**Set tasks**
a: In the boxing passage about Carter and Griffith, what was Griffith's win-loss record when Ring magazine named him Fighter of the Year?
b: Put this sentence from the boxing passage into Spanish: "His boss encouraged him to try his hand at boxing, and he was an instant success, winning the New York Golden Gloves."
c: Resume the boxing passage about Carter and Griffith, picking up right after its final sentence.

**Supplied passage**
**********

Only two years after he became a professional fighter, Carter wanted a shot at the middleweight title. He had won eighteen and lost three, with thirteen knockouts. But in October 1963, he lost a close ten-round decision to Joey Archer, and he needed a victory to put him back on track for a shot at the championship. That put him on a collision course with Emile Griffith.

Griffith was a native of the Virgin Islands who moved to New York when he was nineteen. His boss encouraged him to try his hand at boxing, and he was an instant success, winning the New York Golden Gloves. He turned professional at twenty. Griffith liked to crouch in the ring, stick his head in the other guy’s chest, and pound the midsection. He could also dance and jab, backpedal and attack; he never tired. And he was deadly. In a bout at Madison Square Garden on March 24, 1962, Griffith took on Benny “Kid” Paret for the third time in less than twelve months, the decisive match in a bitter war between the two men. Paret provoked Griffith at their weigh-in by calling him maricon, “faggot.” That night, Griffith was knocked down early, but he pinned Paret in the corner in the twelfth round and felled him with a torrent of angry punches, prompting Norman Mailer to write later: “He went down more slowly than any fighter had ever gone down, he went down like a large ship which turns on end and slides second by second into its grave. As he went down, the sound of Griffith’s punches echoed in the mind like a heavy ax in the distance chopping into a wet log.”

Paret was removed from the ring on a stretcher, lapsed into a coma, and died ten days later; he was twenty-five.

At the end of 1963, Griffith was the champion of the welterweight division (for boxers 147 pounds and under) and had been named Ring magazine’s Fighter of the Year with a record of thirty-eight wins and four losses. Now he wanted a shot at the middleweight crown (for boxers 160 pounds and under), and that led to his match with Carter.

**********

**Supplied information**

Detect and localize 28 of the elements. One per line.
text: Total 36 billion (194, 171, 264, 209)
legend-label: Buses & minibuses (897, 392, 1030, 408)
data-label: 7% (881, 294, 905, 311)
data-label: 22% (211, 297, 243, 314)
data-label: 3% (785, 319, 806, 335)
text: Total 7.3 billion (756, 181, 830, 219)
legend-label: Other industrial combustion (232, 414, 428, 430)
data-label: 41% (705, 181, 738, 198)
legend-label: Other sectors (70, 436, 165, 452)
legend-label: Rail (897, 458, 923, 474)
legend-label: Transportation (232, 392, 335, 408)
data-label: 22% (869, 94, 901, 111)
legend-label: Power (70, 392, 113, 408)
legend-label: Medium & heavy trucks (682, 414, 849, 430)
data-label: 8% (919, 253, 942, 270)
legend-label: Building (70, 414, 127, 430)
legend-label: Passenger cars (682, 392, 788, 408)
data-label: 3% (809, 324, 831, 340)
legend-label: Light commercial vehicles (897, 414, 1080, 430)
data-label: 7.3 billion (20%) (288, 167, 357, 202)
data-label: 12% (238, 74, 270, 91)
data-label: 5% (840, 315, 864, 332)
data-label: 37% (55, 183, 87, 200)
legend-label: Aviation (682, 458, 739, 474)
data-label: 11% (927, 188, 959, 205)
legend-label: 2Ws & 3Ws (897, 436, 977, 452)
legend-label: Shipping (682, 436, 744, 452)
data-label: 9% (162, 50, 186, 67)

**********

**Per-task outputs**
a: Thirty-eight wins and four losses.

b: Su jefe lo animó a probar suerte en el boxeo, y tuvo un éxito inmediato al ganar los Golden Gloves de Nueva York.

c:
Their bout was to take place in Pittsburgh’s Civic Arena on December 20. The two men were sparring partners and friends, but in the days leading up to the match, Carter launched a clever campaign to strike Griffith at his point of vulnerability: his pride. The idea was to provoke him before the fight so that he would abandon his strongest assets—his speed and stamina—and go for a quick knockout. Carter began planting newspaper stories that Griffith was going to run and hide in the ring and hope that Carter tired. In a joint television interview the day before the fight, the host asked Griffith if he dared to stand toe-to-toe with the Hurricane.

“I’m the welterweight champion of the world,” Griffith snapped. “I’ve never run from anyone before, and I’m not about to start with Mr. Hurricane Carter now!”

“Then I’m going to beat your brains in,” Carter shot back.

Griffith laughed in the face of Carter’s hard glare. “I’ve never been knocked out either,” Griffith said. “But if you don’t stop running off at the mouth, Mister Bad Rubin Hurricane Carter, I’m going to turn you into a gentle breeze and then knock you out besides.” Griffith was now seething, so Carter raised the temperature a little more.

“Knock me out!” Carter said, turning to the live audience. “If you even show up at the arena tomorrow night, that’ll be enough to knock me out! I oughta cloud up and rain all over you right here. You talk like a champ, but you fight like a woman who deep down wants to be raped!”

The audience, knowing what happened to Benny Paret, gasped. Griffith clenched his jaw. Carter had laid his trap.

The following night, the city’s steel plants and foundries spewed smoke into the frozen air. Inside the Civic Arena, Griffith’s mother was in the crowd, and the champion entered the ring as a confident 11–5 favorite. Griffith started out methodically, firing jabs, standing toe-to-toe, swapping punch for punch. He wanted to prove that he could take Carter’s best shots and win a slugfest. This was exactly what Carter had hoped for.

Carter popped him in the mouth with a stiff jab; Griffith responded with an equal jolt to Carter’s mouth. Carter pumped a jab to his forehead; Griffith fired one back on him. Carter backed up, looked at him, snorted, then raced in with a jab followed by a powerful left hook to the gut.

The air came out of Griffith, who tried to grab Carter, but Carter slipped away. “Naw-naw, sucker,” Carter mumbled through his mouthpiece. He drilled home another salvo of lefts and rights—“You gotta pay the Hurricane!” Carter yelled—then dropped Griffith with a left hook.

“One! … Two! … Three.”

The crowd was stunned into silence, then stood and cheered. Griffith staggered to his feet to beat the count, but he was now an easy target. Carter smashed left hooks to the body and devastating rights to the head. Griffith dropped to the canvas, badly hurt. He tried to stand but stumbled instead. The referee, Buck McTiernan, stepped in and stopped the fight. The time was two minutes and thirteen seconds into the first round. “A left hook sent Griffith on his way to dreamland!” the television announcer yelled.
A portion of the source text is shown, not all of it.